Data provided:
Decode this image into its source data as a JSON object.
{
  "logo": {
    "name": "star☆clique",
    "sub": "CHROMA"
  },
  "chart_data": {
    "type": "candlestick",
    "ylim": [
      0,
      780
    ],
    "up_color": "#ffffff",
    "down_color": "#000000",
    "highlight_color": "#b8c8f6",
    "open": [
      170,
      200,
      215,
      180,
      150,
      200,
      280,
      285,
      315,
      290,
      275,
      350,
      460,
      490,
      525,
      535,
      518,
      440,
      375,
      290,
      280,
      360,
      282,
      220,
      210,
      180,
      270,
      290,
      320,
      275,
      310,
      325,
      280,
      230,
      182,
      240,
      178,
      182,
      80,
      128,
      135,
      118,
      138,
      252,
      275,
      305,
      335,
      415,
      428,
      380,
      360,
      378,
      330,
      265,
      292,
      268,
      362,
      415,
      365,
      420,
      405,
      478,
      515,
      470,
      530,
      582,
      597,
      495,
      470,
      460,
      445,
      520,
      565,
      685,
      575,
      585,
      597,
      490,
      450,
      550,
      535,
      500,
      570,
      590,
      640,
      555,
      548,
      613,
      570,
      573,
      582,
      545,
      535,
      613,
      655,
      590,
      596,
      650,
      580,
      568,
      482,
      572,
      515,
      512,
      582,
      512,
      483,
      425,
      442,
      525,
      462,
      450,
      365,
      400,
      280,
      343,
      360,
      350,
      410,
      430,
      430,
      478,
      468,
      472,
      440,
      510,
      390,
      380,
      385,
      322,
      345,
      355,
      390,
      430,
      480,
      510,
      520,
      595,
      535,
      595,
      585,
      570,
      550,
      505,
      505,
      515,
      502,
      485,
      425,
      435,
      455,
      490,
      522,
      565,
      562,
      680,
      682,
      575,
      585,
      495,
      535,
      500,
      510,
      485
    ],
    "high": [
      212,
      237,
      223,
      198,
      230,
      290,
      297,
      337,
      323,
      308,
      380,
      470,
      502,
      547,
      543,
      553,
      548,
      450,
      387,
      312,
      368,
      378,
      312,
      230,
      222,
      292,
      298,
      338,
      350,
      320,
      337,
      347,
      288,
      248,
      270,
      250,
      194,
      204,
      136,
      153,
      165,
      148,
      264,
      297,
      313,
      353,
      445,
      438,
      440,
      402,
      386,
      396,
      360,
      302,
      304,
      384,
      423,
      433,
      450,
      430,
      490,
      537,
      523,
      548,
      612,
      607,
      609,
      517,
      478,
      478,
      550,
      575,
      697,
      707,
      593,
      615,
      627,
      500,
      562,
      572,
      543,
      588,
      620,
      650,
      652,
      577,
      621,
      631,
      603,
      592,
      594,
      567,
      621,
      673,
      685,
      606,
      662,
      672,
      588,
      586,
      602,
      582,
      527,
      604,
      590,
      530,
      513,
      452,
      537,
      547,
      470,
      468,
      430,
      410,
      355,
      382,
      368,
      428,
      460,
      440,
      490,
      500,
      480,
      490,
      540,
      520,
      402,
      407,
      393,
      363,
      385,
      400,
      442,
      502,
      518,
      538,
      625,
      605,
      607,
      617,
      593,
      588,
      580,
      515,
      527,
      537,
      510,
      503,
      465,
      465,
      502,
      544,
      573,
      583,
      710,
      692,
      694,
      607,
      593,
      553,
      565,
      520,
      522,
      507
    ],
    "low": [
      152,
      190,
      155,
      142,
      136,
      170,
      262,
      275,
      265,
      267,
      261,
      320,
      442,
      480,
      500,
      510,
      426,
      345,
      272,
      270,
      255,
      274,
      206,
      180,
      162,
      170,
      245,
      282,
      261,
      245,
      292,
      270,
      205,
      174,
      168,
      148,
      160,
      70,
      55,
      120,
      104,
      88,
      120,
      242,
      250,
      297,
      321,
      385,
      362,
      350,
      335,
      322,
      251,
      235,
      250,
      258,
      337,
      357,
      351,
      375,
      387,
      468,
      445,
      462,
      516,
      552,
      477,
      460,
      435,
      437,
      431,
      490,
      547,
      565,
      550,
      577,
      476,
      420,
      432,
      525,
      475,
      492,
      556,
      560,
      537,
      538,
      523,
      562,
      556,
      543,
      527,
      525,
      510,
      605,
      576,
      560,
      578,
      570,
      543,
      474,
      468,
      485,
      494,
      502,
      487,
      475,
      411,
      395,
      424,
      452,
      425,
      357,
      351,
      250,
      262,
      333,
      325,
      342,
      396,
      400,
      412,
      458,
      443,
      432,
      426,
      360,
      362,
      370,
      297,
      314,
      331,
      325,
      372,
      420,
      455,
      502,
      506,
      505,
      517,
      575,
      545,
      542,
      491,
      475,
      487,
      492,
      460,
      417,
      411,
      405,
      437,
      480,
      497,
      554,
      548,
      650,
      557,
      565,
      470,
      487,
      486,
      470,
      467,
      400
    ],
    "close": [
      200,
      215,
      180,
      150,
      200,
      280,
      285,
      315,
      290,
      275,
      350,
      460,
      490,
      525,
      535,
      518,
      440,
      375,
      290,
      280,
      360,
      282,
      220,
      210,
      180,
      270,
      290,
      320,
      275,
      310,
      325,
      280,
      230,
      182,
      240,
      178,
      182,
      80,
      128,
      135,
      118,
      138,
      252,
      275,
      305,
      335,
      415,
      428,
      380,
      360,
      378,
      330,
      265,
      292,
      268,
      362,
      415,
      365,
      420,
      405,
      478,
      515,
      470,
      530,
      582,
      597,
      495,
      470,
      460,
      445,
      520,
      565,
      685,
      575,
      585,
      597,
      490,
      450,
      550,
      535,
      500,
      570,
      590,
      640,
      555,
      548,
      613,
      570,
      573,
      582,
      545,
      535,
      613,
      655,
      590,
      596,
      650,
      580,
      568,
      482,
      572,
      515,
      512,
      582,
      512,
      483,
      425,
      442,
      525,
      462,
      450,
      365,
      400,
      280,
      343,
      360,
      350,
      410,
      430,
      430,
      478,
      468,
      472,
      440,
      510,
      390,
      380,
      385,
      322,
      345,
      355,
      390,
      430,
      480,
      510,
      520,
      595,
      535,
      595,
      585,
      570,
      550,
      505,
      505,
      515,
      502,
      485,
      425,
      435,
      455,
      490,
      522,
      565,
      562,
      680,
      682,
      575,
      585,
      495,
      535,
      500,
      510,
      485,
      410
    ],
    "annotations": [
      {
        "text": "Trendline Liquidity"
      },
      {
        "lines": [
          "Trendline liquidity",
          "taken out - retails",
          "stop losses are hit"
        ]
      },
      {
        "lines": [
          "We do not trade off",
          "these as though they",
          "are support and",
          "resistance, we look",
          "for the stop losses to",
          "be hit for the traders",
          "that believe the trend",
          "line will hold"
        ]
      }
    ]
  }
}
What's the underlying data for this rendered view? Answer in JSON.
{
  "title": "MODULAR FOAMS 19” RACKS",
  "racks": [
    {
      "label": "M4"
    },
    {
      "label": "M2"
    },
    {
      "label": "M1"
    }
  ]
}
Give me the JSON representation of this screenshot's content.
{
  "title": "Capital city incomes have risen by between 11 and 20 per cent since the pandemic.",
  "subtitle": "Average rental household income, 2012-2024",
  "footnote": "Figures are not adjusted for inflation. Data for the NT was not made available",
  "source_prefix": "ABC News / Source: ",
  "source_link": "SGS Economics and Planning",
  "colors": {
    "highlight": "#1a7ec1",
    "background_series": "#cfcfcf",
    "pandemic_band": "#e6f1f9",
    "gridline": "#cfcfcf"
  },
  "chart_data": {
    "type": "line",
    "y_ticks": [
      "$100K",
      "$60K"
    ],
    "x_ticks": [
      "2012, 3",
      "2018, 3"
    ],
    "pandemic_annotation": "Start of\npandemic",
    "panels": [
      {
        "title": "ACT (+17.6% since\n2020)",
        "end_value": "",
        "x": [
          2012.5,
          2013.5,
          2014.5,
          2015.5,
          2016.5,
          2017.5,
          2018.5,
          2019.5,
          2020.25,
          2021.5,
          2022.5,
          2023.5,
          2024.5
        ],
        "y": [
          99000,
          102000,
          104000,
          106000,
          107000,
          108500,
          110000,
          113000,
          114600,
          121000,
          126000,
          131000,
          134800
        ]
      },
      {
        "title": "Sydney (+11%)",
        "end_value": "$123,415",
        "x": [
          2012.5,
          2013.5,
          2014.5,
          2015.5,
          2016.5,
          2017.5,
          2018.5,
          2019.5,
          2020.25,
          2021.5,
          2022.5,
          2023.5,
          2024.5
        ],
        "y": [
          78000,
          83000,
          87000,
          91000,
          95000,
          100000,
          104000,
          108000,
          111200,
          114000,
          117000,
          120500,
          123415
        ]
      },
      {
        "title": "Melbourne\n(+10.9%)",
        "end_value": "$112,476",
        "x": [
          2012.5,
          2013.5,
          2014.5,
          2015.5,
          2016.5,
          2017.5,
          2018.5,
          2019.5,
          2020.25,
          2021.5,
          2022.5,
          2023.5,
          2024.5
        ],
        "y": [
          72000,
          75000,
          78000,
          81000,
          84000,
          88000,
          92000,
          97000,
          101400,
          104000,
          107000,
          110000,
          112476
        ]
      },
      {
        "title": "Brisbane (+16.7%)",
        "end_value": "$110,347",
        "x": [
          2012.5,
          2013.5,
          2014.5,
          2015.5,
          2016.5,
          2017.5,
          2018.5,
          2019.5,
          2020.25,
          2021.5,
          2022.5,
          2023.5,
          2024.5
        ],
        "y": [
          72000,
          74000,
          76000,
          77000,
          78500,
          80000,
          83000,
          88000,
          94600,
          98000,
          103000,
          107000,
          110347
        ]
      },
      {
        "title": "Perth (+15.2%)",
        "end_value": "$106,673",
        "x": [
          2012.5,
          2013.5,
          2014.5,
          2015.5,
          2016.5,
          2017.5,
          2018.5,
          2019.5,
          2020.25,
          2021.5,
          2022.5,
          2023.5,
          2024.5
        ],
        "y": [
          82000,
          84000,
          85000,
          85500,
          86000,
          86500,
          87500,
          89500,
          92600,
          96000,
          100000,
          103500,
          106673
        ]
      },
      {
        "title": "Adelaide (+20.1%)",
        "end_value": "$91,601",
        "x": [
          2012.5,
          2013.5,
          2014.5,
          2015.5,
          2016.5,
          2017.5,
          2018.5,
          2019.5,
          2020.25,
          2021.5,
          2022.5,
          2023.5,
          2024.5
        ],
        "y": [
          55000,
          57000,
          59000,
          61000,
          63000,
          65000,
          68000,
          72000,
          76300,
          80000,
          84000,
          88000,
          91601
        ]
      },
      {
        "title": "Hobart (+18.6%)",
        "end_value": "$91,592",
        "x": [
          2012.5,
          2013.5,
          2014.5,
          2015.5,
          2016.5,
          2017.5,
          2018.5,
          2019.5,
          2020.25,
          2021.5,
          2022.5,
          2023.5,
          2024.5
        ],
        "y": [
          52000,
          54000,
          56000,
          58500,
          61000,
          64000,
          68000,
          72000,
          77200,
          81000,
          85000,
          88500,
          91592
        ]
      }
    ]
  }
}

Written exercise: Reproduce every line from the entries that holds the word "losses".

Solution to the problem:
          "stop losses are hit"
          "for the stop losses to",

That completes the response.